WHAT THE TASK REQUIRES
Output every record word for word.

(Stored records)
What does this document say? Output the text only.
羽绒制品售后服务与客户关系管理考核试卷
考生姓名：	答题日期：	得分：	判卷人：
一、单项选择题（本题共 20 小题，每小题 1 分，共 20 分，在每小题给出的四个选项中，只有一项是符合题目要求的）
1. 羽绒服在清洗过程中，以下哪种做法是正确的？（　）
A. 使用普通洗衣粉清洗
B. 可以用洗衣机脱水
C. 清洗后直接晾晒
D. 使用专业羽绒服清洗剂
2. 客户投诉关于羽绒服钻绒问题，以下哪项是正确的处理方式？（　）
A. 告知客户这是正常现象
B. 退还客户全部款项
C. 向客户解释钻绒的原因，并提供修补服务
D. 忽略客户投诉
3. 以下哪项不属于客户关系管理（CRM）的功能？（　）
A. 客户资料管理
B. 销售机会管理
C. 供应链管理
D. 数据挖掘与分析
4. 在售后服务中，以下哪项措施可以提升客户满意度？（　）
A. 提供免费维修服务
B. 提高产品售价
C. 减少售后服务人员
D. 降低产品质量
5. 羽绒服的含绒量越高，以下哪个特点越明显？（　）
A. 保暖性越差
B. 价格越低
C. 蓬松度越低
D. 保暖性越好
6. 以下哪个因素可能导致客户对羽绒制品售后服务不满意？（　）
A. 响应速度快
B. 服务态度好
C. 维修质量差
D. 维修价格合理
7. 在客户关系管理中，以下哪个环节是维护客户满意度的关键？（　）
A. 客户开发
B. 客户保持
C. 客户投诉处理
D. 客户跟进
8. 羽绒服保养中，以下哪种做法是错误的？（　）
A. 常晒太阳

CORRECT RESULT
What does this document say? Output the text only.
羽绒制品售后服务与客户关系管理考核试卷
考生姓名：	答题日期：	得分：	判卷人：
一、单项选择题（本题共 20 小题，每小题 1 分，共 20 分，在每小题给出的四个选项中，只有一项是符合题目要求的）
1. 羽绒服在清洗过程中，以下哪种做法是正确的？（　）
A. 使用普通洗衣粉清洗
B. 可以用洗衣机脱水
C. 清洗后直接晾晒
D. 使用专业羽绒服清洗剂
2. 客户投诉关于羽绒服钻绒问题，以下哪项是正确的处理方式？（　）
A. 告知客户这是正常现象
B. 退还客户全部款项
C. 向客户解释钻绒的原因，并提供修补服务
D. 忽略客户投诉
3. 以下哪项不属于客户关系管理（CRM）的功能？（　）
A. 客户资料管理
B. 销售机会管理
C. 供应链管理
D. 数据挖掘与分析
4. 在售后服务中，以下哪项措施可以提升客户满意度？（　）
A. 提供免费维修服务
B. 提高产品售价
C. 减少售后服务人员
D. 降低产品质量
5. 羽绒服的含绒量越高，以下哪个特点越明显？（　）
A. 保暖性越差
B. 价格越低
C. 蓬松度越低
D. 保暖性越好
6. 以下哪个因素可能导致客户对羽绒制品售后服务不满意？（　）
A. 响应速度快
B. 服务态度好
C. 维修质量差
D. 维修价格合理
7. 在客户关系管理中，以下哪个环节是维护客户满意度的关键？（　）
A. 客户开发
B. 客户保持
C. 客户投诉处理
D. 客户跟进
8. 羽绒服保养中，以下哪种做法是错误的？（　）
A. 常晒太阳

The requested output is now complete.